_EXERCISE DESCRIPTION_
Transcribe the listing exactly, leaving out every picture.

_SUPPLIED DATA_
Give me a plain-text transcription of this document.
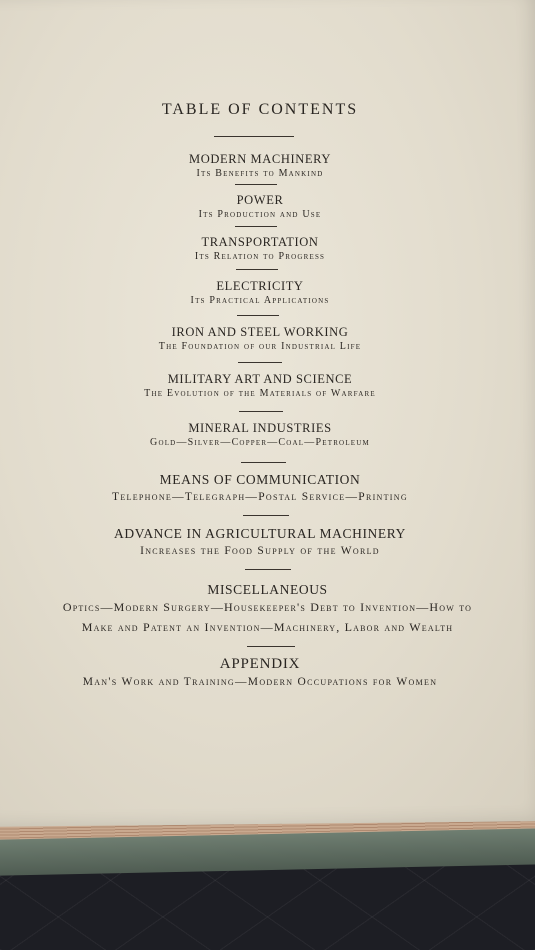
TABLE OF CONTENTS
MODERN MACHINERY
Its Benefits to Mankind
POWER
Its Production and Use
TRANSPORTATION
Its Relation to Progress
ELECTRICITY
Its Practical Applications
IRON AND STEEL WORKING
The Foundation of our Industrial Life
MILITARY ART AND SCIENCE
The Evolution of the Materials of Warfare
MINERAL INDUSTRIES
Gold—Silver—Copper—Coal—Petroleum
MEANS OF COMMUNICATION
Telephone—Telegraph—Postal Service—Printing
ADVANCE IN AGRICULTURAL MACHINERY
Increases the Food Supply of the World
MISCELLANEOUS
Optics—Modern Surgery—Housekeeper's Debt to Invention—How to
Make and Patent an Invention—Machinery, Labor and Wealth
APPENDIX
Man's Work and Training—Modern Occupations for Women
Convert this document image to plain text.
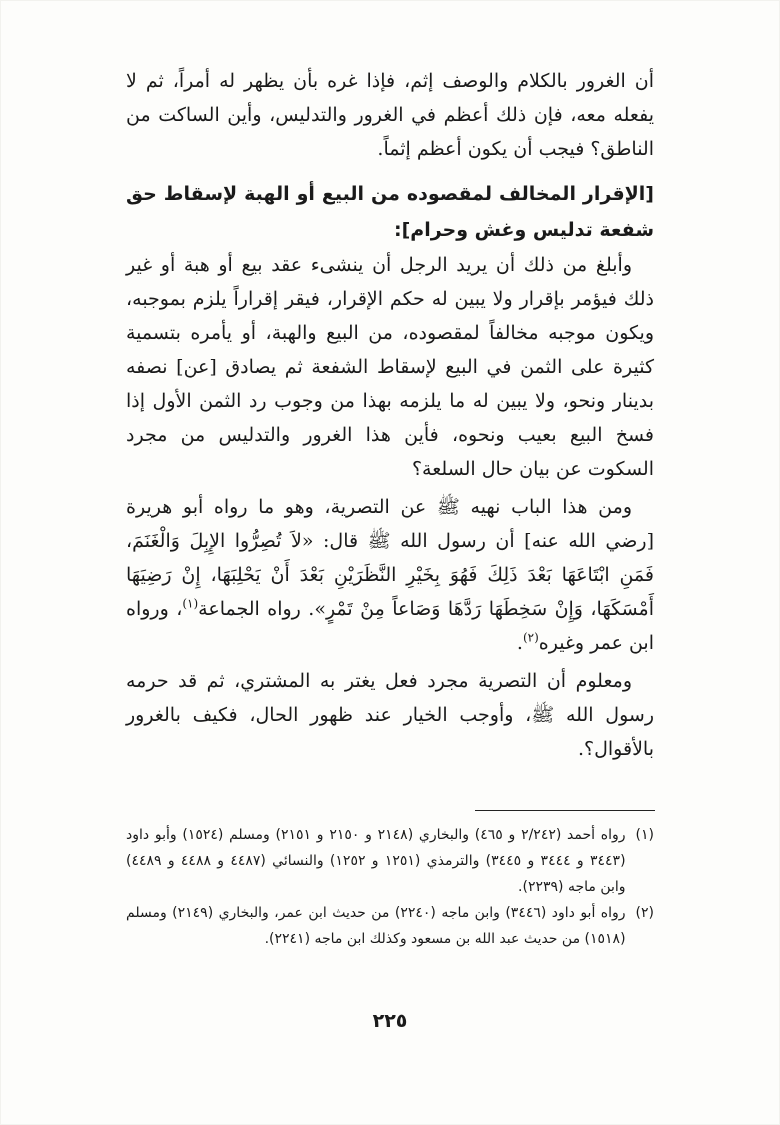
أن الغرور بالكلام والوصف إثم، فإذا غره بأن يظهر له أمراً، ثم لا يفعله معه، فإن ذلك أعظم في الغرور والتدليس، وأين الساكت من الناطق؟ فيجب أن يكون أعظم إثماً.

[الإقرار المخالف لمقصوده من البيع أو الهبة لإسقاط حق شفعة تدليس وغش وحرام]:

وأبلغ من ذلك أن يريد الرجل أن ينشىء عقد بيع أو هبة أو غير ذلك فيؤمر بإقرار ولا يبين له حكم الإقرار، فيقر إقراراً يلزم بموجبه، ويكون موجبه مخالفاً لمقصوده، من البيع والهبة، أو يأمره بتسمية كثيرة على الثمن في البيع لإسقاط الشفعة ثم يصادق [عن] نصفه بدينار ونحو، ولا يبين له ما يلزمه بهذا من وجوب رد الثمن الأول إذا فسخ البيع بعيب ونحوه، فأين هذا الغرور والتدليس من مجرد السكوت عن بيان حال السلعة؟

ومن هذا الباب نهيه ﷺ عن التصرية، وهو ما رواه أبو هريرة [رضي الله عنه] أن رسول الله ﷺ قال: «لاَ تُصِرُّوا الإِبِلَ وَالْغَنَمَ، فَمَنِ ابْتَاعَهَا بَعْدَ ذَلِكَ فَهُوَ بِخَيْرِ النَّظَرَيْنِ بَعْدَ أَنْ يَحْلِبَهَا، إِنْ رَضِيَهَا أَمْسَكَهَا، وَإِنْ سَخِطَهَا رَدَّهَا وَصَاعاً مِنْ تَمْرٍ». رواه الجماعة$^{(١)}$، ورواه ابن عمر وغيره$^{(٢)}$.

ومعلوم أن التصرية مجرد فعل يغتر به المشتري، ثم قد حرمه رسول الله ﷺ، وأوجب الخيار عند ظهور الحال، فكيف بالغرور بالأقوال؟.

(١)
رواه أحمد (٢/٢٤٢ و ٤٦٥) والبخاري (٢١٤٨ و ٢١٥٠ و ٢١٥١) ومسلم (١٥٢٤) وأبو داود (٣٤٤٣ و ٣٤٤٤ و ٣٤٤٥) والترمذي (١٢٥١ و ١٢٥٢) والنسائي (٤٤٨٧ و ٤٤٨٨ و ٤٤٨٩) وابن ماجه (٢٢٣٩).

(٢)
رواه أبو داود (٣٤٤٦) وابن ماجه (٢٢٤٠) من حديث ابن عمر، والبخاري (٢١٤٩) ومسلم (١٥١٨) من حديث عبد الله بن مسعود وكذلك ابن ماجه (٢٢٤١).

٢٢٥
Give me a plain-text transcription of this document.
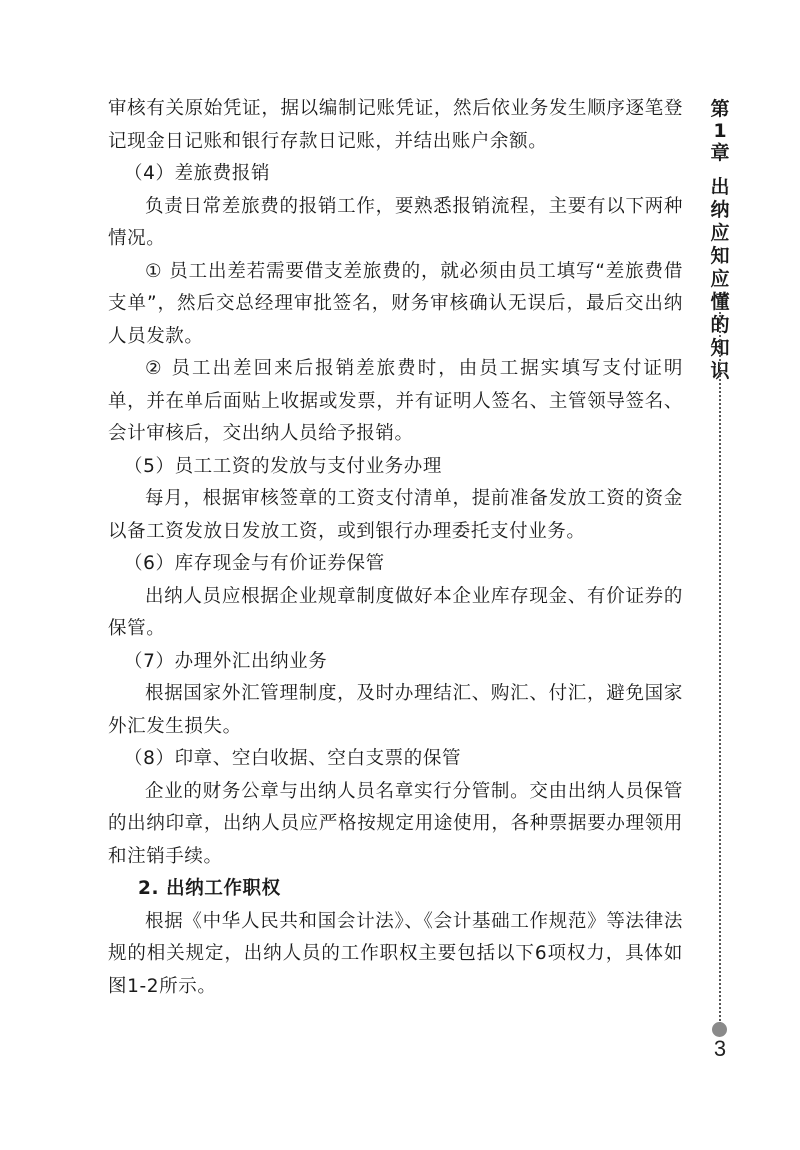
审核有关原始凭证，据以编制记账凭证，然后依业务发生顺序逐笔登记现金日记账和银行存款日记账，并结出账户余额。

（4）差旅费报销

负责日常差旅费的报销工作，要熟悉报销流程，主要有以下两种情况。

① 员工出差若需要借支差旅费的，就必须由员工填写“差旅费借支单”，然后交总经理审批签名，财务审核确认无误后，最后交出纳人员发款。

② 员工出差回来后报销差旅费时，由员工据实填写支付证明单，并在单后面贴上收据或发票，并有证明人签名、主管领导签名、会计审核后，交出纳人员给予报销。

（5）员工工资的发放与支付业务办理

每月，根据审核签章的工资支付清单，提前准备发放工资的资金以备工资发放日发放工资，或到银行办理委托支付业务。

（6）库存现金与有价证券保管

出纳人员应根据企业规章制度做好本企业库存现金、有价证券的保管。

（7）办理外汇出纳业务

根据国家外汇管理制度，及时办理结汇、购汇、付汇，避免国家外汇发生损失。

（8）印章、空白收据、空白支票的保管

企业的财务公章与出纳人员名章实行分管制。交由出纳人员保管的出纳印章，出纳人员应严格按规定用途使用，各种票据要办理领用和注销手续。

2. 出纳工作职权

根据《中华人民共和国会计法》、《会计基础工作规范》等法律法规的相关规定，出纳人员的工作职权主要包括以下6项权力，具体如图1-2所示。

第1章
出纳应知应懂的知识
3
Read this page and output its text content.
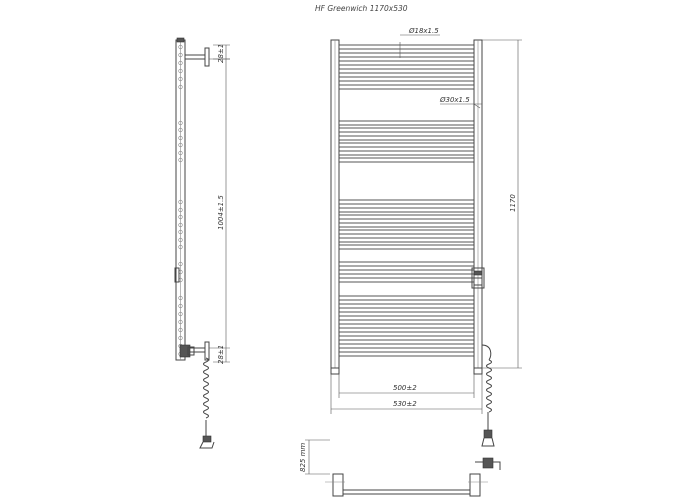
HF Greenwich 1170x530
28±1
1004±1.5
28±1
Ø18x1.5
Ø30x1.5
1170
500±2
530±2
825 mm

_REPLY TO THE EXERCISE_
Give me a plain-text transcription of this document.
TABLE OF CONTENTS
MODERN MACHINERY
Its Benefits to Mankind
POWER
Its Production and Use
TRANSPORTATION
Its Relation to Progress
ELECTRICITY
Its Practical Applications
IRON AND STEEL WORKING
The Foundation of our Industrial Life
MILITARY ART AND SCIENCE
The Evolution of the Materials of Warfare
MINERAL INDUSTRIES
Gold—Silver—Copper—Coal—Petroleum
MEANS OF COMMUNICATION
Telephone—Telegraph—Postal Service—Printing
ADVANCE IN AGRICULTURAL MACHINERY
Increases the Food Supply of the World
MISCELLANEOUS
Optics—Modern Surgery—Housekeeper's Debt to Invention—How to
Make and Patent an Invention—Machinery, Labor and Wealth
APPENDIX
Man's Work and Training—Modern Occupations for Women
Convert this document image to plain text.
أن الغرور بالكلام والوصف إثم، فإذا غره بأن يظهر له أمراً، ثم لا يفعله معه، فإن ذلك أعظم في الغرور والتدليس، وأين الساكت من الناطق؟ فيجب أن يكون أعظم إثماً.

[الإقرار المخالف لمقصوده من البيع أو الهبة لإسقاط حق شفعة تدليس وغش وحرام]:

وأبلغ من ذلك أن يريد الرجل أن ينشىء عقد بيع أو هبة أو غير ذلك فيؤمر بإقرار ولا يبين له حكم الإقرار، فيقر إقراراً يلزم بموجبه، ويكون موجبه مخالفاً لمقصوده، من البيع والهبة، أو يأمره بتسمية كثيرة على الثمن في البيع لإسقاط الشفعة ثم يصادق [عن] نصفه بدينار ونحو، ولا يبين له ما يلزمه بهذا من وجوب رد الثمن الأول إذا فسخ البيع بعيب ونحوه، فأين هذا الغرور والتدليس من مجرد السكوت عن بيان حال السلعة؟

ومن هذا الباب نهيه ﷺ عن التصرية، وهو ما رواه أبو هريرة [رضي الله عنه] أن رسول الله ﷺ قال: «لاَ تُصِرُّوا الإِبِلَ وَالْغَنَمَ، فَمَنِ ابْتَاعَهَا بَعْدَ ذَلِكَ فَهُوَ بِخَيْرِ النَّظَرَيْنِ بَعْدَ أَنْ يَحْلِبَهَا، إِنْ رَضِيَهَا أَمْسَكَهَا، وَإِنْ سَخِطَهَا رَدَّهَا وَصَاعاً مِنْ تَمْرٍ». رواه الجماعة$^{(١)}$، ورواه ابن عمر وغيره$^{(٢)}$.

ومعلوم أن التصرية مجرد فعل يغتر به المشتري، ثم قد حرمه رسول الله ﷺ، وأوجب الخيار عند ظهور الحال، فكيف بالغرور بالأقوال؟.

(١)
رواه أحمد (٢/٢٤٢ و ٤٦٥) والبخاري (٢١٤٨ و ٢١٥٠ و ٢١٥١) ومسلم (١٥٢٤) وأبو داود (٣٤٤٣ و ٣٤٤٤ و ٣٤٤٥) والترمذي (١٢٥١ و ١٢٥٢) والنسائي (٤٤٨٧ و ٤٤٨٨ و ٤٤٨٩) وابن ماجه (٢٢٣٩).

(٢)
رواه أبو داود (٣٤٤٦) وابن ماجه (٢٢٤٠) من حديث ابن عمر، والبخاري (٢١٤٩) ومسلم (١٥١٨) من حديث عبد الله بن مسعود وكذلك ابن ماجه (٢٢٤١).

٢٢٥
Give me a plain-text transcription of this document.
审核有关原始凭证，据以编制记账凭证，然后依业务发生顺序逐笔登记现金日记账和银行存款日记账，并结出账户余额。

（4）差旅费报销

负责日常差旅费的报销工作，要熟悉报销流程，主要有以下两种情况。

① 员工出差若需要借支差旅费的，就必须由员工填写“差旅费借支单”，然后交总经理审批签名，财务审核确认无误后，最后交出纳人员发款。

② 员工出差回来后报销差旅费时，由员工据实填写支付证明单，并在单后面贴上收据或发票，并有证明人签名、主管领导签名、会计审核后，交出纳人员给予报销。

（5）员工工资的发放与支付业务办理

每月，根据审核签章的工资支付清单，提前准备发放工资的资金以备工资发放日发放工资，或到银行办理委托支付业务。

（6）库存现金与有价证券保管

出纳人员应根据企业规章制度做好本企业库存现金、有价证券的保管。

（7）办理外汇出纳业务

根据国家外汇管理制度，及时办理结汇、购汇、付汇，避免国家外汇发生损失。

（8）印章、空白收据、空白支票的保管

企业的财务公章与出纳人员名章实行分管制。交由出纳人员保管的出纳印章，出纳人员应严格按规定用途使用，各种票据要办理领用和注销手续。

2. 出纳工作职权

根据《中华人民共和国会计法》、《会计基础工作规范》等法律法规的相关规定，出纳人员的工作职权主要包括以下6项权力，具体如图1-2所示。

第1章
出纳应知应懂的知识
3
Read this page and output its text content.
HF Greenwich 1170x530
28±1
1004±1.5
28±1
Ø18x1.5
Ø30x1.5
1170
500±2
530±2
825 mm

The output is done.